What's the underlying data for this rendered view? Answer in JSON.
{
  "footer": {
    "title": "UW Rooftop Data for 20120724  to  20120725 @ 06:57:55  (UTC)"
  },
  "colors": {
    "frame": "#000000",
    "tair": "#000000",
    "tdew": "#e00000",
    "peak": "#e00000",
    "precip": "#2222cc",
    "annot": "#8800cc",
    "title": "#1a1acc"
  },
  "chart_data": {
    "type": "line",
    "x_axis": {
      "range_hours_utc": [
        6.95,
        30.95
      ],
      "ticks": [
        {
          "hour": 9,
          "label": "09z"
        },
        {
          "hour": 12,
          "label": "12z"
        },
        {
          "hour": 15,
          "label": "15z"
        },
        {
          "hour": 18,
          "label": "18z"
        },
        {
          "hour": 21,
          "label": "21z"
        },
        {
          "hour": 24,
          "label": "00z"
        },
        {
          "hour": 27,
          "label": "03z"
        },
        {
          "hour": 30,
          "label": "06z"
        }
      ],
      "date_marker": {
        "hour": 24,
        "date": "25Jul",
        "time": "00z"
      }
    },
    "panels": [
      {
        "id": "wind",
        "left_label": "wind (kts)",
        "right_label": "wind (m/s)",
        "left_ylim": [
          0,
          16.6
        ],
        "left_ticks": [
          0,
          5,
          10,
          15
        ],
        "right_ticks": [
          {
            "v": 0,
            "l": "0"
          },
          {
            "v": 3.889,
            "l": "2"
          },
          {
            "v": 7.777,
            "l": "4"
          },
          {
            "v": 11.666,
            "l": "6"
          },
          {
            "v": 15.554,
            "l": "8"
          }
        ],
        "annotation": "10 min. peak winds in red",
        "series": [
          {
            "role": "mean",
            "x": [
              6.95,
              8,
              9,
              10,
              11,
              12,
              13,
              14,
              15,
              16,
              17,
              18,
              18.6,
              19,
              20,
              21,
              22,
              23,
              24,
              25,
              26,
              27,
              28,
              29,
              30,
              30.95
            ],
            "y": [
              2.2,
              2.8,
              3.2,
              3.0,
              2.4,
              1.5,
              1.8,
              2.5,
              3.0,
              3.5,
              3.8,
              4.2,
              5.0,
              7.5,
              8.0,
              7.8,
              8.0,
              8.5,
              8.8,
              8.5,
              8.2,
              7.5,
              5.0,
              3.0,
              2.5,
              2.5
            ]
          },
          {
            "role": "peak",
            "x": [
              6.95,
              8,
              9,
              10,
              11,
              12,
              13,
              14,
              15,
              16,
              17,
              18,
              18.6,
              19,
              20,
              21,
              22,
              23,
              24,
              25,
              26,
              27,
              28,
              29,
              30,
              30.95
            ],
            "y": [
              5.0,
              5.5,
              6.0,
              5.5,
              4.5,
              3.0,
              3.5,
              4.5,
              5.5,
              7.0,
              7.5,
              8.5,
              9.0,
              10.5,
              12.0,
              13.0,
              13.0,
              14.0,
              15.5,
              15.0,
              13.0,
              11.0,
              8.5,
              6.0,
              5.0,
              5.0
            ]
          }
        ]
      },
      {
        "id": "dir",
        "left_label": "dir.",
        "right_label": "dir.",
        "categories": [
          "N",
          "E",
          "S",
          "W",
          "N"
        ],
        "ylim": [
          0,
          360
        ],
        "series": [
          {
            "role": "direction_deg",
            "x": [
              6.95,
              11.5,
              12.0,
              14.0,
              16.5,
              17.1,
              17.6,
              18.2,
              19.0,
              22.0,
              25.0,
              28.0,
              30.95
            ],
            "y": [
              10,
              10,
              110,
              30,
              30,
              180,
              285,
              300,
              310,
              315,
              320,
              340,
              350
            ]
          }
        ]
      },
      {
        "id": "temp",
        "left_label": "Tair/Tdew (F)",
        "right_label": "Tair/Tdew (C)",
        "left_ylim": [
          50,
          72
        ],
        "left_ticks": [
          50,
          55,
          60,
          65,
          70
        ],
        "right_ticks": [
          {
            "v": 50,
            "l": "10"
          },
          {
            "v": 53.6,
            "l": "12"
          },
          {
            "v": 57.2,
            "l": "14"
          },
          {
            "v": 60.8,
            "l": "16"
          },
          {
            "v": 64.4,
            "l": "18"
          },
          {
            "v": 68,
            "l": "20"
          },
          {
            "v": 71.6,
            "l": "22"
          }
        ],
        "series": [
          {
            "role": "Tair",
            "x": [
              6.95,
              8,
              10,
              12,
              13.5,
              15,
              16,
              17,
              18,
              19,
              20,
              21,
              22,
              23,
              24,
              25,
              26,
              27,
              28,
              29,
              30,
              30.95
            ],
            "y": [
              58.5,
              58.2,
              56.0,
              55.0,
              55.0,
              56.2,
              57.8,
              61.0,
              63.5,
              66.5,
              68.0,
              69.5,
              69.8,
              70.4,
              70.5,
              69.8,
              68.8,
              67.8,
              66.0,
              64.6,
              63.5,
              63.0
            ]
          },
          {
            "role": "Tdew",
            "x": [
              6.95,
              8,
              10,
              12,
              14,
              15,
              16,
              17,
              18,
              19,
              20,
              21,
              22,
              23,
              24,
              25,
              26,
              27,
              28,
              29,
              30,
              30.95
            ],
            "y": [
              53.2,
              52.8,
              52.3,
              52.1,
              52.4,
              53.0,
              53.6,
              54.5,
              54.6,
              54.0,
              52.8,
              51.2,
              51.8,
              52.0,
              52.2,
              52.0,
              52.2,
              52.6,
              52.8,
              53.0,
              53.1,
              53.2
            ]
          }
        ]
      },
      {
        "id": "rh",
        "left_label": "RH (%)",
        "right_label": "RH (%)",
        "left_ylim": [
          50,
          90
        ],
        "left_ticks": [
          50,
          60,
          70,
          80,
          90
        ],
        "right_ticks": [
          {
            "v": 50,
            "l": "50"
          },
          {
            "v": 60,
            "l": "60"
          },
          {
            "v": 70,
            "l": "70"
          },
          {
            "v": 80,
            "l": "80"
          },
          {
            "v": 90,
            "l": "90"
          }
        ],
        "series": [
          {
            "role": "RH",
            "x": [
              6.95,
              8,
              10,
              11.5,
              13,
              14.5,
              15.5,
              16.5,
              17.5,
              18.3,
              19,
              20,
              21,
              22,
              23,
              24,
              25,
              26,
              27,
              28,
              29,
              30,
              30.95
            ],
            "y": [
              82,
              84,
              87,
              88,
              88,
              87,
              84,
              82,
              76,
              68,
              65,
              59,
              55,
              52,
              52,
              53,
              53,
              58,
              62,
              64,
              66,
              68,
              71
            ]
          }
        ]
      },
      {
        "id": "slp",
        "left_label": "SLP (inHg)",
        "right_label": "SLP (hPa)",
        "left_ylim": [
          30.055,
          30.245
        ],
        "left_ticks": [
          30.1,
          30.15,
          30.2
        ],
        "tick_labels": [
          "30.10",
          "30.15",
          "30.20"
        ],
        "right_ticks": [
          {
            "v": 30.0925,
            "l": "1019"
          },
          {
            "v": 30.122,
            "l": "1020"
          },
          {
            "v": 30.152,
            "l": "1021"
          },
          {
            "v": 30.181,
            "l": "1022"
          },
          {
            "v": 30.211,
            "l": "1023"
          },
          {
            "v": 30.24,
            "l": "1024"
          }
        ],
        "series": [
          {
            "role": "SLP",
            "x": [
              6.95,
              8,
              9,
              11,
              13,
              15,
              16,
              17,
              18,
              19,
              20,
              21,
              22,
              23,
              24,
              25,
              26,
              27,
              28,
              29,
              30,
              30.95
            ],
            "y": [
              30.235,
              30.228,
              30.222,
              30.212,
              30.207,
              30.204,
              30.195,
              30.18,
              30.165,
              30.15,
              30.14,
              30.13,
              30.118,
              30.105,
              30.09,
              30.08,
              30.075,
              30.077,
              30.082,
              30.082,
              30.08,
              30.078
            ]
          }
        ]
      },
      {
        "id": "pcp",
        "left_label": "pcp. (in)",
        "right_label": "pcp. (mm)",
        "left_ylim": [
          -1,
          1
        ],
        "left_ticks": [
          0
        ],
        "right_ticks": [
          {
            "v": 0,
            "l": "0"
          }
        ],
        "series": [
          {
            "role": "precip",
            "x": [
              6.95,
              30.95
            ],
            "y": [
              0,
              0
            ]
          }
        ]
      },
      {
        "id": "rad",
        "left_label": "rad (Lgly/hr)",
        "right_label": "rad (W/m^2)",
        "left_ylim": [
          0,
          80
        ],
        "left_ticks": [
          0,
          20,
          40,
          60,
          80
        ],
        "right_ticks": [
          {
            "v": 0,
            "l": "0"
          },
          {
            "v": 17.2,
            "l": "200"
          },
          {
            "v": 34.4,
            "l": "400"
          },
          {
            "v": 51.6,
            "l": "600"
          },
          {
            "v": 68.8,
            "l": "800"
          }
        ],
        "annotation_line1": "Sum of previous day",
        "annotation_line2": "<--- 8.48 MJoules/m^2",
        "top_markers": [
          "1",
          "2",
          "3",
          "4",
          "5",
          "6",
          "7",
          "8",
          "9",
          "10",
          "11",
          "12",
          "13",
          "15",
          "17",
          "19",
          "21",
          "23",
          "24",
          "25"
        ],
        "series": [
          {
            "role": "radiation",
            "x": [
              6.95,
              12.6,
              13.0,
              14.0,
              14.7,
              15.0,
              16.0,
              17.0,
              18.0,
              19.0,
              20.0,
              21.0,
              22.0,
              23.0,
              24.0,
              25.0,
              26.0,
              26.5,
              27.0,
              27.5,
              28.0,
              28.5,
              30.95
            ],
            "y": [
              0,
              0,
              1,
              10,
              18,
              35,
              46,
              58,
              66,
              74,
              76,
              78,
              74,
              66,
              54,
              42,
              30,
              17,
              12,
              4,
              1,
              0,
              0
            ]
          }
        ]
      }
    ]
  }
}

Given exercise: Tally how many lines of the records hold the word "role". Answer with the number only.

Result of the task: 9